##### Data shown #####
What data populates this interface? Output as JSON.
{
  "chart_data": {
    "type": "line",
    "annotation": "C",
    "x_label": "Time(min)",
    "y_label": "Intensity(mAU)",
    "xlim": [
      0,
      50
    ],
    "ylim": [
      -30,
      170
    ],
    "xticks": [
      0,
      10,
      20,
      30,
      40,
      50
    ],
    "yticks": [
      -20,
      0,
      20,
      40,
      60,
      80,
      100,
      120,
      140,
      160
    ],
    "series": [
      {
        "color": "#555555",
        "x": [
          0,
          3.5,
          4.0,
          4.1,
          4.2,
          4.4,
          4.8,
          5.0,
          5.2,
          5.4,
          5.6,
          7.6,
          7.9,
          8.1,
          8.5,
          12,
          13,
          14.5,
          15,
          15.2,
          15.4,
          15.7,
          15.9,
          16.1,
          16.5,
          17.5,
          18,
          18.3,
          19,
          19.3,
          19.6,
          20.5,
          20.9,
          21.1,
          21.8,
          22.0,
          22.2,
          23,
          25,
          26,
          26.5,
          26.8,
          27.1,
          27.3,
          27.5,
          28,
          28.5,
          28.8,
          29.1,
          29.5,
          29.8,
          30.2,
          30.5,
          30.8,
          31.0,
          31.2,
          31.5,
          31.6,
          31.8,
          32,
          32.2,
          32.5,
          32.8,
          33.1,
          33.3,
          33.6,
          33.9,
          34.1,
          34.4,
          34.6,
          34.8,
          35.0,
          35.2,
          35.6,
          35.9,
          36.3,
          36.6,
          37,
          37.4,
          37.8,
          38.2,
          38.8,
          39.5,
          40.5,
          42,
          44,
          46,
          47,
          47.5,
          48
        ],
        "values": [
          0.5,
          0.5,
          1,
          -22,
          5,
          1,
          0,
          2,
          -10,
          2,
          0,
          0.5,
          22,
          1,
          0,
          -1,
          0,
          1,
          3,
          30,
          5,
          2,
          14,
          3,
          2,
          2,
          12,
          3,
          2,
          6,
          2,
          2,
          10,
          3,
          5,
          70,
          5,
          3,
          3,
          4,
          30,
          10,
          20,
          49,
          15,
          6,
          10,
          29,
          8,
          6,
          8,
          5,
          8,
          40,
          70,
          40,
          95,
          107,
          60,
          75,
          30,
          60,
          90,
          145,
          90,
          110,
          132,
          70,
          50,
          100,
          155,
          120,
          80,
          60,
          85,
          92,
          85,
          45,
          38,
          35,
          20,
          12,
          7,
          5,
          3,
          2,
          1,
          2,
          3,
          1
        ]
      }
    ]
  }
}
#####
> **Prompt**:
Give back each line above precisely as it stands.

> **Task result**:
What data populates this interface? Output as JSON.
{
  "chart_data": {
    "type": "line",
    "annotation": "C",
    "x_label": "Time(min)",
    "y_label": "Intensity(mAU)",
    "xlim": [
      0,
      50
    ],
    "ylim": [
      -30,
      170
    ],
    "xticks": [
      0,
      10,
      20,
      30,
      40,
      50
    ],
    "yticks": [
      -20,
      0,
      20,
      40,
      60,
      80,
      100,
      120,
      140,
      160
    ],
    "series": [
      {
        "color": "#555555",
        "x": [
          0,
          3.5,
          4.0,
          4.1,
          4.2,
          4.4,
          4.8,
          5.0,
          5.2,
          5.4,
          5.6,
          7.6,
          7.9,
          8.1,
          8.5,
          12,
          13,
          14.5,
          15,
          15.2,
          15.4,
          15.7,
          15.9,
          16.1,
          16.5,
          17.5,
          18,
          18.3,
          19,
          19.3,
          19.6,
          20.5,
          20.9,
          21.1,
          21.8,
          22.0,
          22.2,
          23,
          25,
          26,
          26.5,
          26.8,
          27.1,
          27.3,
          27.5,
          28,
          28.5,
          28.8,
          29.1,
          29.5,
          29.8,
          30.2,
          30.5,
          30.8,
          31.0,
          31.2,
          31.5,
          31.6,
          31.8,
          32,
          32.2,
          32.5,
          32.8,
          33.1,
          33.3,
          33.6,
          33.9,
          34.1,
          34.4,
          34.6,
          34.8,
          35.0,
          35.2,
          35.6,
          35.9,
          36.3,
          36.6,
          37,
          37.4,
          37.8,
          38.2,
          38.8,
          39.5,
          40.5,
          42,
          44,
          46,
          47,
          47.5,
          48
        ],
        "values": [
          0.5,
          0.5,
          1,
          -22,
          5,
          1,
          0,
          2,
          -10,
          2,
          0,
          0.5,
          22,
          1,
          0,
          -1,
          0,
          1,
          3,
          30,
          5,
          2,
          14,
          3,
          2,
          2,
          12,
          3,
          2,
          6,
          2,
          2,
          10,
          3,
          5,
          70,
          5,
          3,
          3,
          4,
          30,
          10,
          20,
          49,
          15,
          6,
          10,
          29,
          8,
          6,
          8,
          5,
          8,
          40,
          70,
          40,
          95,
          107,
          60,
          75,
          30,
          60,
          90,
          145,
          90,
          110,
          132,
          70,
          50,
          100,
          155,
          120,
          80,
          60,
          85,
          92,
          85,
          45,
          38,
          35,
          20,
          12,
          7,
          5,
          3,
          2,
          1,
          2,
          3,
          1
        ]
      }
    ]
  }
}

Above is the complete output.